Give the data again, word for word.
#### RECORDS SUPPLIED
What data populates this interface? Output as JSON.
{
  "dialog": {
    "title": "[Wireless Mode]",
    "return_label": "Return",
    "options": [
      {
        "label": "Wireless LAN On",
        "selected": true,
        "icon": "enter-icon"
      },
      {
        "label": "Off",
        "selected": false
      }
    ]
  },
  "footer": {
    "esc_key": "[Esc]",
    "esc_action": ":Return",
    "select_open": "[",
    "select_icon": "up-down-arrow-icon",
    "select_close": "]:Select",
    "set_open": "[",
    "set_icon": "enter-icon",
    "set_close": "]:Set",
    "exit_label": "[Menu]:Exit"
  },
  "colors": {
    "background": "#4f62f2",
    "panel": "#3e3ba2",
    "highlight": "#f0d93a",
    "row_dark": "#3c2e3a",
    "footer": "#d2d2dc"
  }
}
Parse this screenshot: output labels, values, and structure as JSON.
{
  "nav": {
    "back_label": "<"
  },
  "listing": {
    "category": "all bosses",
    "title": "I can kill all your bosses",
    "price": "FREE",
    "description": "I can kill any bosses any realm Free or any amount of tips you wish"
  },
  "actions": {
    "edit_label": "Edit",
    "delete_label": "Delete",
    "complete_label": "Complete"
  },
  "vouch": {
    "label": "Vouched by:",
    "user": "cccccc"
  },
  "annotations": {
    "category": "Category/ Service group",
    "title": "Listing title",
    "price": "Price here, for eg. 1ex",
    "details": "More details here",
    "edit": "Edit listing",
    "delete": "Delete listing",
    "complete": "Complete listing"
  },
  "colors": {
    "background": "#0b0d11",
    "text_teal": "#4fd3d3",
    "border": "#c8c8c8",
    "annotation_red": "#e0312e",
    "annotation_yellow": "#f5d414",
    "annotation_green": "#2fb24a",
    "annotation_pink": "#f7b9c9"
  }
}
########
RESULT FOR THIS EXERCISE
What data populates this interface? Output as JSON.
{
  "dialog": {
    "title": "[Wireless Mode]",
    "return_label": "Return",
    "options": [
      {
        "label": "Wireless LAN On",
        "selected": true,
        "icon": "enter-icon"
      },
      {
        "label": "Off",
        "selected": false
      }
    ]
  },
  "footer": {
    "esc_key": "[Esc]",
    "esc_action": ":Return",
    "select_open": "[",
    "select_icon": "up-down-arrow-icon",
    "select_close": "]:Select",
    "set_open": "[",
    "set_icon": "enter-icon",
    "set_close": "]:Set",
    "exit_label": "[Menu]:Exit"
  },
  "colors": {
    "background": "#4f62f2",
    "panel": "#3e3ba2",
    "highlight": "#f0d93a",
    "row_dark": "#3c2e3a",
    "footer": "#d2d2dc"
  }
}
Parse this screenshot: output labels, values, and structure as JSON.
{
  "nav": {
    "back_label": "<"
  },
  "listing": {
    "category": "all bosses",
    "title": "I can kill all your bosses",
    "price": "FREE",
    "description": "I can kill any bosses any realm Free or any amount of tips you wish"
  },
  "actions": {
    "edit_label": "Edit",
    "delete_label": "Delete",
    "complete_label": "Complete"
  },
  "vouch": {
    "label": "Vouched by:",
    "user": "cccccc"
  },
  "annotations": {
    "category": "Category/ Service group",
    "title": "Listing title",
    "price": "Price here, for eg. 1ex",
    "details": "More details here",
    "edit": "Edit listing",
    "delete": "Delete listing",
    "complete": "Complete listing"
  },
  "colors": {
    "background": "#0b0d11",
    "text_teal": "#4fd3d3",
    "border": "#c8c8c8",
    "annotation_red": "#e0312e",
    "annotation_yellow": "#f5d414",
    "annotation_green": "#2fb24a",
    "annotation_pink": "#f7b9c9"
  }
}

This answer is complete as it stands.